• _Set exercise_: Reproduce the lines below without any changes, starting with the line that contains "Extract all elements" and going on through the line that contains "0, 489, 22]", both included. Leave the pictures out.

• _The data_:
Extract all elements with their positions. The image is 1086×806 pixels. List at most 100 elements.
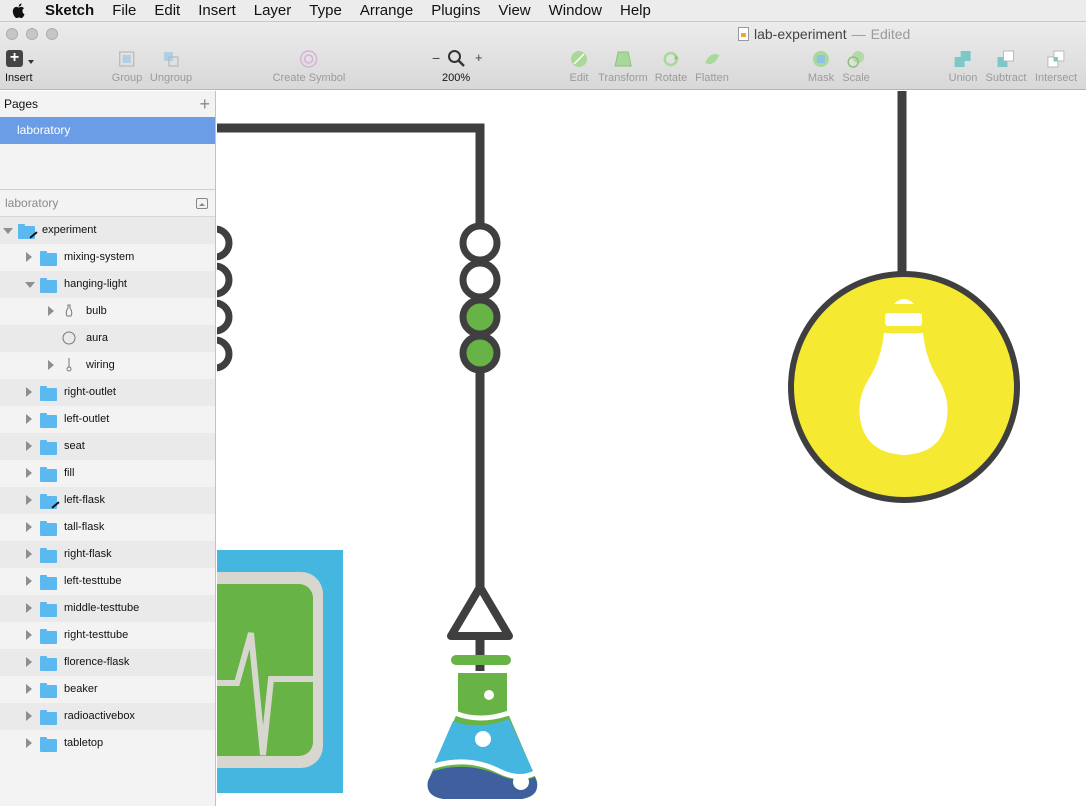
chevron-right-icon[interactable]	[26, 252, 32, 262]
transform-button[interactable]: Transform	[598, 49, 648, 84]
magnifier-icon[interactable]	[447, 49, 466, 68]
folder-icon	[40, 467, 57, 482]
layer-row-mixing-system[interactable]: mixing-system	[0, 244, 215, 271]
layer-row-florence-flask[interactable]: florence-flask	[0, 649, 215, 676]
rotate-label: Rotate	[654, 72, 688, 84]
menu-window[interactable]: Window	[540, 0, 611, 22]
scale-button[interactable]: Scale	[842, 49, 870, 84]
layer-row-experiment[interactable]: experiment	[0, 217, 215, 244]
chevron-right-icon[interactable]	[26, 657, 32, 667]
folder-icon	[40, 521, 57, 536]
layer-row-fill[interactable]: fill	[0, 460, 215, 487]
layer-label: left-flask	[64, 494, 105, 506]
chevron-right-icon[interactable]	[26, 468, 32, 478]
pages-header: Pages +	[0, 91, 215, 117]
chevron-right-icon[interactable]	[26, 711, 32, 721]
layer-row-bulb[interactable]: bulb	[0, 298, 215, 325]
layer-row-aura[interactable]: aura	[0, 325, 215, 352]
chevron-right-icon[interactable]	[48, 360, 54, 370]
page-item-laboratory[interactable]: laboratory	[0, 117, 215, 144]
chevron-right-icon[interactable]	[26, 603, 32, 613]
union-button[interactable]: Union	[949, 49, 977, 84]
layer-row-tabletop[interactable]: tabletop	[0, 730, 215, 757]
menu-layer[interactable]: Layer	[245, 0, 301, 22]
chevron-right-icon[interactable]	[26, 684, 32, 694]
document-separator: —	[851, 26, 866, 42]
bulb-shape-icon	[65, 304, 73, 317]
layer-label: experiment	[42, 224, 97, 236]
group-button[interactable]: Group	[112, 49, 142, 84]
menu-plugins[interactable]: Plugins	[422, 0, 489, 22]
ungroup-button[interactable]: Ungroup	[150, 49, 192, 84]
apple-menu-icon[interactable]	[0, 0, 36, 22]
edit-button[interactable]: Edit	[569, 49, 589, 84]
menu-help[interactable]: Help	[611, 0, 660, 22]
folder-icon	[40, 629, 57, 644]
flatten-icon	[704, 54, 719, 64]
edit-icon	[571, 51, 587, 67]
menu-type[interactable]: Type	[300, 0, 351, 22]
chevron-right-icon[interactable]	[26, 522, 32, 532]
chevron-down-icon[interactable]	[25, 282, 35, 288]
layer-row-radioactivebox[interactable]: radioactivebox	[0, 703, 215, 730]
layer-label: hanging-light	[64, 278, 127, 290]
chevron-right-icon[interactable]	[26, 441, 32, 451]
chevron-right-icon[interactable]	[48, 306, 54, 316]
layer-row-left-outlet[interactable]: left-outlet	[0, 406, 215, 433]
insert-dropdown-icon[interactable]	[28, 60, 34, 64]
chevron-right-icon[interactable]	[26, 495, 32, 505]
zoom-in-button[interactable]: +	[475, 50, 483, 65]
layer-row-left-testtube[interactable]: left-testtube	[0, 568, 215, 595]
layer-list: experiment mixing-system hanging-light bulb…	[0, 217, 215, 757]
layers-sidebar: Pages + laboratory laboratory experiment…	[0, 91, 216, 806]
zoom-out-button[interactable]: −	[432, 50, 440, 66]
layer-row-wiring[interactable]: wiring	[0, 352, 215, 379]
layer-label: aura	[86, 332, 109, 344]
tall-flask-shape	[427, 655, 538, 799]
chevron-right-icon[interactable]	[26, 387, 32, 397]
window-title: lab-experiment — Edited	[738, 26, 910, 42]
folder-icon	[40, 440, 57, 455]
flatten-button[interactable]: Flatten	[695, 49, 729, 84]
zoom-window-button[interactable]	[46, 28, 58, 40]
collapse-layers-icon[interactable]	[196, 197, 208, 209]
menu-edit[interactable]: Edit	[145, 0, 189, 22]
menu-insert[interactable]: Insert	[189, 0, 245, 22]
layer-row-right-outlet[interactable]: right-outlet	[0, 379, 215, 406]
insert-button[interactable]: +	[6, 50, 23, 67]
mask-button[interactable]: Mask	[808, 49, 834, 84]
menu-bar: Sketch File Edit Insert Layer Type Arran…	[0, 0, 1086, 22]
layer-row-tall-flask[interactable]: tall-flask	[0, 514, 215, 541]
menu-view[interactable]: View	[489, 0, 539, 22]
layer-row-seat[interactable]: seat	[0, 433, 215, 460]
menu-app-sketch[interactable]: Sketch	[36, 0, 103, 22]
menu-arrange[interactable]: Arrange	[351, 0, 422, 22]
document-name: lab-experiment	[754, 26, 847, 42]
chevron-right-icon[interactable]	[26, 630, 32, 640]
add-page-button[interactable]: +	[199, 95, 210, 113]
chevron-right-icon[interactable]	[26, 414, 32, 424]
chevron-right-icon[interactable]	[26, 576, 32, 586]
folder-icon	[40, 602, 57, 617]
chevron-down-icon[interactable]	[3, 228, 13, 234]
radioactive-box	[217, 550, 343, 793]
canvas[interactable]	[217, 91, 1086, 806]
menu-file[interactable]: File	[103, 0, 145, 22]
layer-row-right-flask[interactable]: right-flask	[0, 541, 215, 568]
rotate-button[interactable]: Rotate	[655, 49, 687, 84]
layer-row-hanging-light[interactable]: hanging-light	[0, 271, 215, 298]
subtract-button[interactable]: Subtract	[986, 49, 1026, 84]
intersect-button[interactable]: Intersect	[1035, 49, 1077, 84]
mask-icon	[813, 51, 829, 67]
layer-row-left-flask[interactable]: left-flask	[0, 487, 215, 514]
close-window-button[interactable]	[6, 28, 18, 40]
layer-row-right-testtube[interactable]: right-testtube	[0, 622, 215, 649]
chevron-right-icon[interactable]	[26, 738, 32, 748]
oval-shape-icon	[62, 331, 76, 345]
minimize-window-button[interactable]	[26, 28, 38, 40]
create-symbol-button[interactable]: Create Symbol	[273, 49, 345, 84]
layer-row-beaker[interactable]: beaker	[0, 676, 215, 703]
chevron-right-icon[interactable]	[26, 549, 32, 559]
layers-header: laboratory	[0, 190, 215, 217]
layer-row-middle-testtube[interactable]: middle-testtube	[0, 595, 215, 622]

==

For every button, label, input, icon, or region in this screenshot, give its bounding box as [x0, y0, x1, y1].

--

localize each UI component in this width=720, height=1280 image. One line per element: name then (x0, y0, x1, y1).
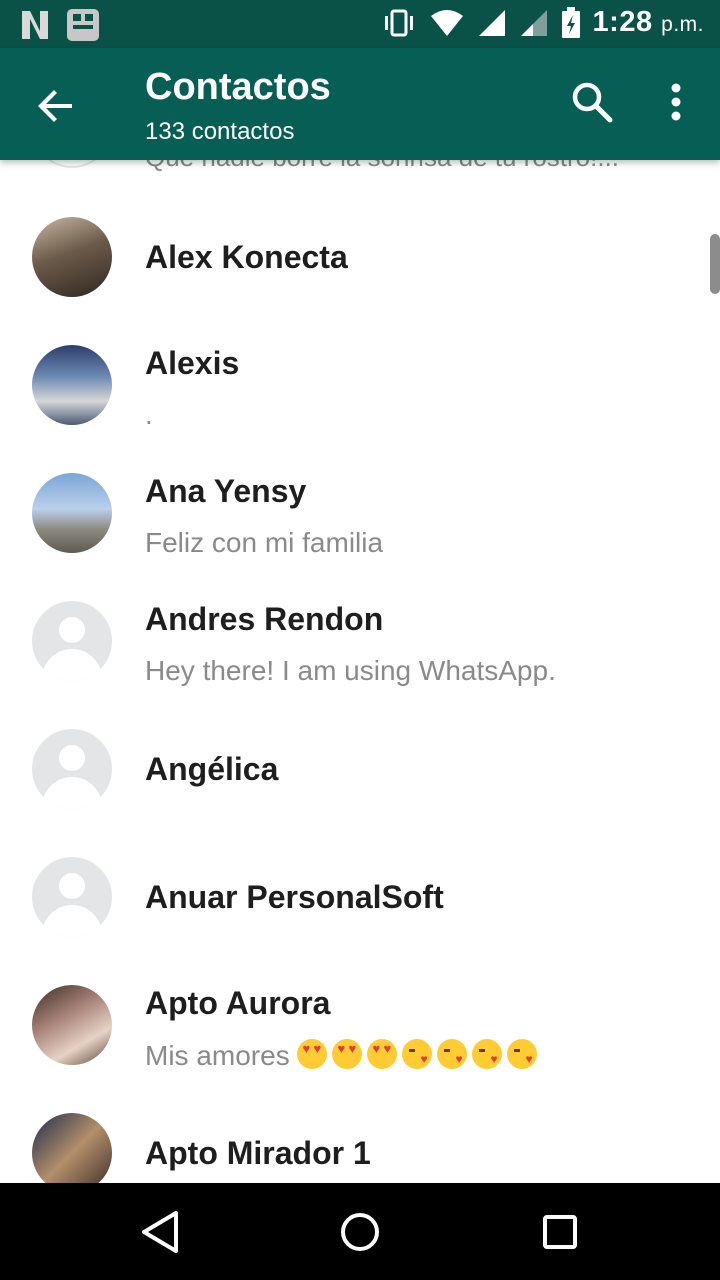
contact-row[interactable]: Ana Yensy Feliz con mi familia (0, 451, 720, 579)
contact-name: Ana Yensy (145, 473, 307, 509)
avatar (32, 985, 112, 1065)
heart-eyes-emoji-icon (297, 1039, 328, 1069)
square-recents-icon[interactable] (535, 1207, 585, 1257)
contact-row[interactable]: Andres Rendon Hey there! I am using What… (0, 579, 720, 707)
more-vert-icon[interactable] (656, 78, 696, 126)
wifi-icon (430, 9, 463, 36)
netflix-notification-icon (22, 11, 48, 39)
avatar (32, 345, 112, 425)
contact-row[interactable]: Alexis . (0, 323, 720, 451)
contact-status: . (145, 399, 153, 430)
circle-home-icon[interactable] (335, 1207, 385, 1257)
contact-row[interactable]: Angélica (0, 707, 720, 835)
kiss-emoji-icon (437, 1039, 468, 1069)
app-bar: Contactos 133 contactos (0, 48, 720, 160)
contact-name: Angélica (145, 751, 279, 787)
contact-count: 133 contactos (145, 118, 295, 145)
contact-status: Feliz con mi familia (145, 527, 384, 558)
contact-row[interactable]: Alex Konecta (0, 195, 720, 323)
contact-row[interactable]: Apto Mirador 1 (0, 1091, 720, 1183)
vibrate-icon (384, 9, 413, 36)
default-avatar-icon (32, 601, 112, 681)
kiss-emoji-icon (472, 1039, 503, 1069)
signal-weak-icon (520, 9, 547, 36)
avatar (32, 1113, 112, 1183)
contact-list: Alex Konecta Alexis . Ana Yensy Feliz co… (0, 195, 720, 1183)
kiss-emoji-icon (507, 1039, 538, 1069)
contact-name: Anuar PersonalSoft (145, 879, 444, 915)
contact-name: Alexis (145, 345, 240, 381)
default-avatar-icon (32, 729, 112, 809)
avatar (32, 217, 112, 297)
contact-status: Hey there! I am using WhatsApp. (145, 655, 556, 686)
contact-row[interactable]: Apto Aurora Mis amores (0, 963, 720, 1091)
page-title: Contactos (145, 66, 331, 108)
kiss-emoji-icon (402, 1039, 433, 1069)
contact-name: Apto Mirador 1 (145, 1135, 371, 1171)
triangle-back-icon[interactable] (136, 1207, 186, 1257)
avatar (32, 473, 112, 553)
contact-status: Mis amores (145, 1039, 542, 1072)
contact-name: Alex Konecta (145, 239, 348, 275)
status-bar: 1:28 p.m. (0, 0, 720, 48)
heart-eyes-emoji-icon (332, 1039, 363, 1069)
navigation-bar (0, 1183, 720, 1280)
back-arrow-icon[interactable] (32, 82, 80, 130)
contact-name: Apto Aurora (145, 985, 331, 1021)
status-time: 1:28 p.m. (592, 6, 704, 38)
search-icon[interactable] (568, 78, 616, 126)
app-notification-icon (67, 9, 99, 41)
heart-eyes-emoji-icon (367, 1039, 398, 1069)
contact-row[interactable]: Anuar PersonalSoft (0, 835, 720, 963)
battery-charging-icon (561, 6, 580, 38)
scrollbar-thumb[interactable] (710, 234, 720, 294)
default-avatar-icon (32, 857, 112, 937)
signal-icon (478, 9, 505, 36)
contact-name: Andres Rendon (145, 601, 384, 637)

• _Result for this exercise_:
Extract all elements with their positions. The image is 1086×806 pixels. List at most 100 elements.
chevron-right-icon[interactable]	[26, 252, 32, 262]
transform-button[interactable]: Transform	[598, 49, 648, 84]
magnifier-icon[interactable]	[447, 49, 466, 68]
folder-icon	[40, 467, 57, 482]
layer-row-mixing-system[interactable]: mixing-system	[0, 244, 215, 271]
layer-row-florence-flask[interactable]: florence-flask	[0, 649, 215, 676]
rotate-label: Rotate	[654, 72, 688, 84]
menu-window[interactable]: Window	[540, 0, 611, 22]
scale-button[interactable]: Scale	[842, 49, 870, 84]
layer-row-experiment[interactable]: experiment	[0, 217, 215, 244]
chevron-right-icon[interactable]	[26, 657, 32, 667]
folder-icon	[40, 521, 57, 536]
layer-row-fill[interactable]: fill	[0, 460, 215, 487]
layer-label: left-flask	[64, 494, 105, 506]
chevron-right-icon[interactable]	[26, 468, 32, 478]
pages-header: Pages +	[0, 91, 215, 117]
chevron-right-icon[interactable]	[26, 711, 32, 721]
layer-row-bulb[interactable]: bulb	[0, 298, 215, 325]
layer-row-aura[interactable]: aura	[0, 325, 215, 352]
chevron-right-icon[interactable]	[48, 360, 54, 370]
page-item-laboratory[interactable]: laboratory	[0, 117, 215, 144]
chevron-right-icon[interactable]	[26, 603, 32, 613]
union-button[interactable]: Union	[949, 49, 977, 84]
layer-row-tabletop[interactable]: tabletop	[0, 730, 215, 757]
menu-layer[interactable]: Layer	[245, 0, 301, 22]
chevron-right-icon[interactable]	[26, 684, 32, 694]
document-separator: —	[851, 26, 866, 42]
bulb-shape-icon	[65, 304, 73, 317]
layer-label: experiment	[42, 224, 97, 236]
group-button[interactable]: Group	[112, 49, 142, 84]
menu-plugins[interactable]: Plugins	[422, 0, 489, 22]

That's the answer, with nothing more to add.